### DIRECTIONS
Below are the records; locate each line with the word "사고이력" and copy it.

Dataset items
==========

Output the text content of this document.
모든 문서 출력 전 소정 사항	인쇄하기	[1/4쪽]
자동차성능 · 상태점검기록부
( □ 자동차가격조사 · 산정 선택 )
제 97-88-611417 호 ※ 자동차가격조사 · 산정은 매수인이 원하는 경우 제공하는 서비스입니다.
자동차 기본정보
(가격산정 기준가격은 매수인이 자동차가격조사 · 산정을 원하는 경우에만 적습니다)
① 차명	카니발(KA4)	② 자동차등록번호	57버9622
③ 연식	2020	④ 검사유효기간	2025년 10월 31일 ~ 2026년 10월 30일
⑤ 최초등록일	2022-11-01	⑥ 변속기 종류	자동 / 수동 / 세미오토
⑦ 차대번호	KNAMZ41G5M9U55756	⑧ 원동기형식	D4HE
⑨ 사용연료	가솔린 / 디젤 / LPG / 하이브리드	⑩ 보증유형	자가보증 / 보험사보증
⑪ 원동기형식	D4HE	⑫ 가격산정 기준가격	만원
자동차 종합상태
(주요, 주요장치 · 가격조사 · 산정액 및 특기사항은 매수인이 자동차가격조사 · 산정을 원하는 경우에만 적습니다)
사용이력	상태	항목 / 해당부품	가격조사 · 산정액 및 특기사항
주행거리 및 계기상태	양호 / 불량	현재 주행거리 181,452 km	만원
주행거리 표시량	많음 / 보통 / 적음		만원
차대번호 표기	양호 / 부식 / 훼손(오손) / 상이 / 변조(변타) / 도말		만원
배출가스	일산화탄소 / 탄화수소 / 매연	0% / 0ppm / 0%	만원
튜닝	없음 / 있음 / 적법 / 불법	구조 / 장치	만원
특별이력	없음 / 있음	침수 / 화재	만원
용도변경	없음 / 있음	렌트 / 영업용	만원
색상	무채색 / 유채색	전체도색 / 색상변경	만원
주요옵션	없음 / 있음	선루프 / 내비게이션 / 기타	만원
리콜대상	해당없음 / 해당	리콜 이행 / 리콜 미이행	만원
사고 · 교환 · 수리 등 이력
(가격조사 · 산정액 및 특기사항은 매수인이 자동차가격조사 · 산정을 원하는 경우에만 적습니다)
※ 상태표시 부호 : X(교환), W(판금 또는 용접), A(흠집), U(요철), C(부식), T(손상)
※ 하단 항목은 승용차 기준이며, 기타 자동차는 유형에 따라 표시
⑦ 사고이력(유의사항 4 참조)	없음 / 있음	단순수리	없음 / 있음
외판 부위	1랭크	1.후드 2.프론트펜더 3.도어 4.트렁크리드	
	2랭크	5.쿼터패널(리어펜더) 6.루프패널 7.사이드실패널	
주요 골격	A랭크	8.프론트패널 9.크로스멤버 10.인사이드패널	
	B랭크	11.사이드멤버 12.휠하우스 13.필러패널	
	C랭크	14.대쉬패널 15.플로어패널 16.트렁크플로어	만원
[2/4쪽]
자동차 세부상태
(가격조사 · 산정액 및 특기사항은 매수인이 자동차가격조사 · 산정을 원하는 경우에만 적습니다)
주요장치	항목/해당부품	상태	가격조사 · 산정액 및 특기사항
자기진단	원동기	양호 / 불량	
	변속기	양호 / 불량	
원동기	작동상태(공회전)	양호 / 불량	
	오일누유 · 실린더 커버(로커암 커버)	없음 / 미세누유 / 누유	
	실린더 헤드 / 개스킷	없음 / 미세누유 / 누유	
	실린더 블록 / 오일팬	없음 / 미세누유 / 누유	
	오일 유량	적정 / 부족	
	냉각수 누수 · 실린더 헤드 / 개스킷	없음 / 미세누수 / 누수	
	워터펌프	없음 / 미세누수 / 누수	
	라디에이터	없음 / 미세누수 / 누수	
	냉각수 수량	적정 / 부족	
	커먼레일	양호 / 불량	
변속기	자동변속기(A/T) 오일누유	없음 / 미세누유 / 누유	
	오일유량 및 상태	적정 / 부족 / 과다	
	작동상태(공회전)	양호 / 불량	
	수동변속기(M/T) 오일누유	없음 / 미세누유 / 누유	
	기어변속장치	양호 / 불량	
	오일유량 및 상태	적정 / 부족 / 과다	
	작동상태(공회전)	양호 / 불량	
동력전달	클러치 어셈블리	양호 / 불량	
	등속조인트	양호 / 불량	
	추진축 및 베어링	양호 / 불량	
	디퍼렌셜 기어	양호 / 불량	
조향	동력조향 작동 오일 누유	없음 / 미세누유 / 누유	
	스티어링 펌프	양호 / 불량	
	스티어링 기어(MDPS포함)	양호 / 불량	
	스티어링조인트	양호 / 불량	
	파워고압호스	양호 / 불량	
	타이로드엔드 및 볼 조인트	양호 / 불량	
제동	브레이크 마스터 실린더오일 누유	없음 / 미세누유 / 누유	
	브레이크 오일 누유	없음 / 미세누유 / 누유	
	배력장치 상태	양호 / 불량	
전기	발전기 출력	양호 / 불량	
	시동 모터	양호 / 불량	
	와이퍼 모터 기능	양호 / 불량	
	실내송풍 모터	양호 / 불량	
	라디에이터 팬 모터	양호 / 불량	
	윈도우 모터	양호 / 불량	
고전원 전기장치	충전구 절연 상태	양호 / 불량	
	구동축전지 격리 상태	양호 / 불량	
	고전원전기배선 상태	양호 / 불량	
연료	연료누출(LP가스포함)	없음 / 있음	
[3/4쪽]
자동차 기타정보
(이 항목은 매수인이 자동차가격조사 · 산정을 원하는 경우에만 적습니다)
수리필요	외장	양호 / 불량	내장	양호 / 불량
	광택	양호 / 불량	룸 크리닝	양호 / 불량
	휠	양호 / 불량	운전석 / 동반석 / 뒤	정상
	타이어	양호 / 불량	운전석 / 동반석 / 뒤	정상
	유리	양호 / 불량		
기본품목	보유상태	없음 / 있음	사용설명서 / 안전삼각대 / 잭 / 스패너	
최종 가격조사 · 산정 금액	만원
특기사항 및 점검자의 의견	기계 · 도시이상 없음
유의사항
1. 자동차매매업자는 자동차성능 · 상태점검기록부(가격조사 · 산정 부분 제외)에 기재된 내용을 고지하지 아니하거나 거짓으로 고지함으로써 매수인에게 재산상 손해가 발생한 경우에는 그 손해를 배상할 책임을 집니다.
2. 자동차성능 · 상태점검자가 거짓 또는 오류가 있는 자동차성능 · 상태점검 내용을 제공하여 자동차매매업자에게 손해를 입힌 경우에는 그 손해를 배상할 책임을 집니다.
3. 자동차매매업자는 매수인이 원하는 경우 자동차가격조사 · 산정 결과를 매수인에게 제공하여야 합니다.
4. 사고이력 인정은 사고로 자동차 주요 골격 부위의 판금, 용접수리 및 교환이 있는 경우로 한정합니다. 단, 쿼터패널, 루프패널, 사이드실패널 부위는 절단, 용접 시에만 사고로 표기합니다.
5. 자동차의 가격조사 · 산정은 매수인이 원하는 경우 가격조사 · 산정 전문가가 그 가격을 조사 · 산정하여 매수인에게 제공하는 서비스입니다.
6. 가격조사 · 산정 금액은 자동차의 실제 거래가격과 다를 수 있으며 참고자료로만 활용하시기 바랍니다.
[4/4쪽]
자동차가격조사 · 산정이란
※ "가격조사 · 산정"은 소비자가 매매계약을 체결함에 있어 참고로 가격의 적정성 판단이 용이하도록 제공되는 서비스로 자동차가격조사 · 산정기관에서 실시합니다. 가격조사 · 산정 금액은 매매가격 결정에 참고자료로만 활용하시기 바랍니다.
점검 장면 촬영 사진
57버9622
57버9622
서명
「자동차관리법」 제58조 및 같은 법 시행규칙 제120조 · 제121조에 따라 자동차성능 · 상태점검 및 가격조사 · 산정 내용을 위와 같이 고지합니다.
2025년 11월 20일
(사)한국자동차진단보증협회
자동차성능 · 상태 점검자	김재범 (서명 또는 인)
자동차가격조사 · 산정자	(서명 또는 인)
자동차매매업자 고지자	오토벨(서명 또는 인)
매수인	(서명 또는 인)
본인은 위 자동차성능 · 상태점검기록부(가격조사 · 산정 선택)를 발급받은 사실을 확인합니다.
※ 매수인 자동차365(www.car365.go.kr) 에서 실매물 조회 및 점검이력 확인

==========

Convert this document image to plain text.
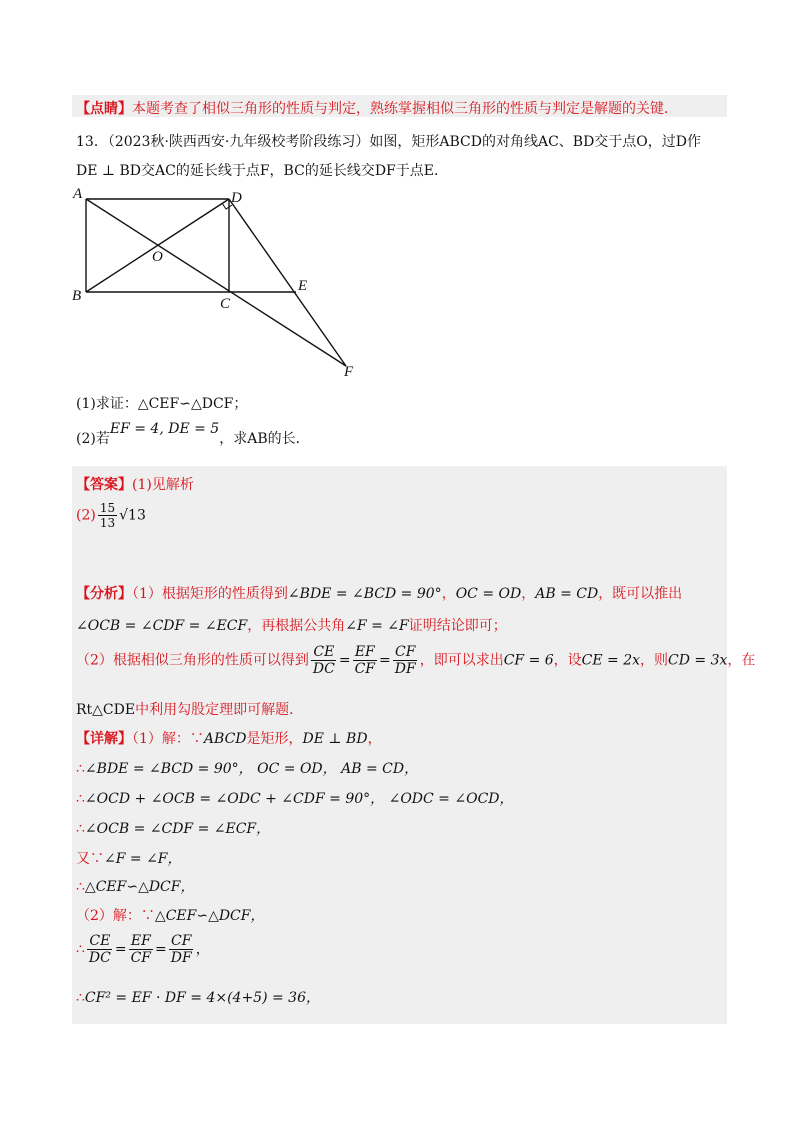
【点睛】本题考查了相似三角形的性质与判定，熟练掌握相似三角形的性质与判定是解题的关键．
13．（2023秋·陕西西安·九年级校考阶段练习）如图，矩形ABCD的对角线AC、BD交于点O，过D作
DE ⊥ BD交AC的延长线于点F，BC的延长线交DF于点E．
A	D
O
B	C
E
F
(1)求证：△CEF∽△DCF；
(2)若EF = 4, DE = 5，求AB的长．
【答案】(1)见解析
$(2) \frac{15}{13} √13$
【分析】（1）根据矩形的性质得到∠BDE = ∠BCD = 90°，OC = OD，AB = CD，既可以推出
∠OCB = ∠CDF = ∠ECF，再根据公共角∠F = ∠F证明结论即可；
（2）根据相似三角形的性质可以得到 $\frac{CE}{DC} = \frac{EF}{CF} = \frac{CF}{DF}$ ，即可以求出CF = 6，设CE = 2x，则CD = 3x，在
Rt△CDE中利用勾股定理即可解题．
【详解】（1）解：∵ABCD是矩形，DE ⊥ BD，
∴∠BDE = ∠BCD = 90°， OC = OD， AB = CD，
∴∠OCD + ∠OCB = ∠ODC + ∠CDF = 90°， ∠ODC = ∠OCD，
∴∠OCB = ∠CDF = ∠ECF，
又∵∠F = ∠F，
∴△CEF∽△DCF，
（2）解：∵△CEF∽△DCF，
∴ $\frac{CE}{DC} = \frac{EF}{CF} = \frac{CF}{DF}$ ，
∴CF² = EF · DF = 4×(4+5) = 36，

==========

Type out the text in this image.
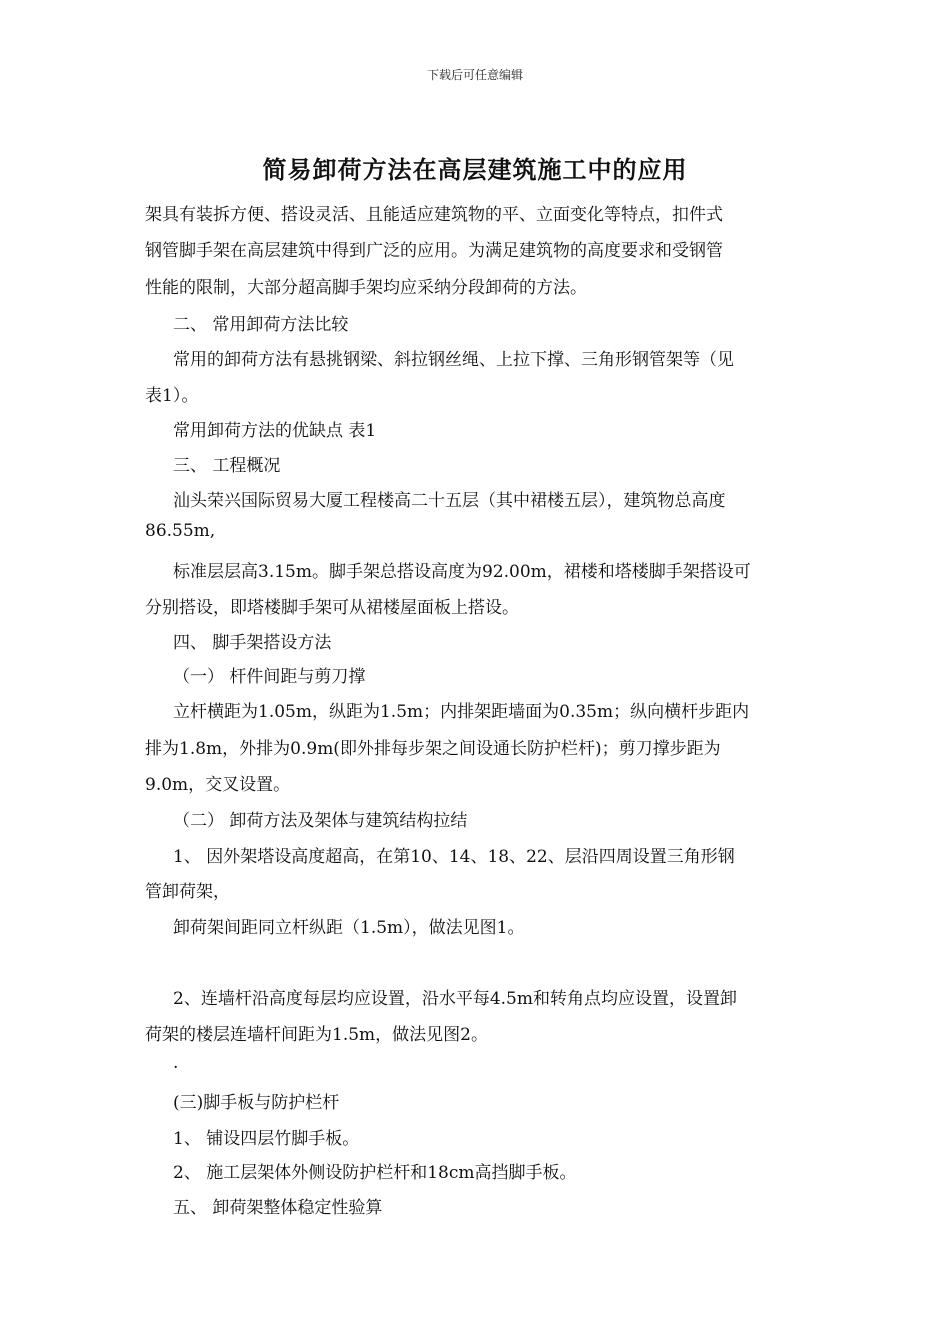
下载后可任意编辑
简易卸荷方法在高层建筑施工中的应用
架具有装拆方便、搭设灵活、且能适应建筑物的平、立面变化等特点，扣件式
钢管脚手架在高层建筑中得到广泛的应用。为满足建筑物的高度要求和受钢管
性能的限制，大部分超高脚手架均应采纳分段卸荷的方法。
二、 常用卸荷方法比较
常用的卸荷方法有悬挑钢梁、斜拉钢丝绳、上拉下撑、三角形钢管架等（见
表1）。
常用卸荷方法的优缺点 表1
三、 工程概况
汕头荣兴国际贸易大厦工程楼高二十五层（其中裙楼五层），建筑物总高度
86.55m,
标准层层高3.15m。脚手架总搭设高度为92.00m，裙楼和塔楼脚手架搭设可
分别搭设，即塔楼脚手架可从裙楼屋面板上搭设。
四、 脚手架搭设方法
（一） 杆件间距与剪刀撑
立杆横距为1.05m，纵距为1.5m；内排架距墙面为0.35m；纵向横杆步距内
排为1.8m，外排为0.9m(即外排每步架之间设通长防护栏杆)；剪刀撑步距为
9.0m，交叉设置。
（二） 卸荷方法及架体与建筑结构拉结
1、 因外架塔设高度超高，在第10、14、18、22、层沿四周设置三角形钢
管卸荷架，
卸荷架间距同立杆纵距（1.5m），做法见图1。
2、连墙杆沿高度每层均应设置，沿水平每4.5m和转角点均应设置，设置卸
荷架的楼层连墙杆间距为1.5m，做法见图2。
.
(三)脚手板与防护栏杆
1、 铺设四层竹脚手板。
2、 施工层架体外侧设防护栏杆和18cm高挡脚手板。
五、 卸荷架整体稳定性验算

==========

### ANSWER FOR THIS EXERCISE
⑦ 사고이력(유의사항 4 참조)	없음 / 있음	단순수리	없음 / 있음
4. 사고이력 인정은 사고로 자동차 주요 골격 부위의 판금, 용접수리 및 교환이 있는 경우로 한정합니다. 단, 쿼터패널, 루프패널, 사이드실패널 부위는 절단, 용접 시에만 사고로 표기합니다.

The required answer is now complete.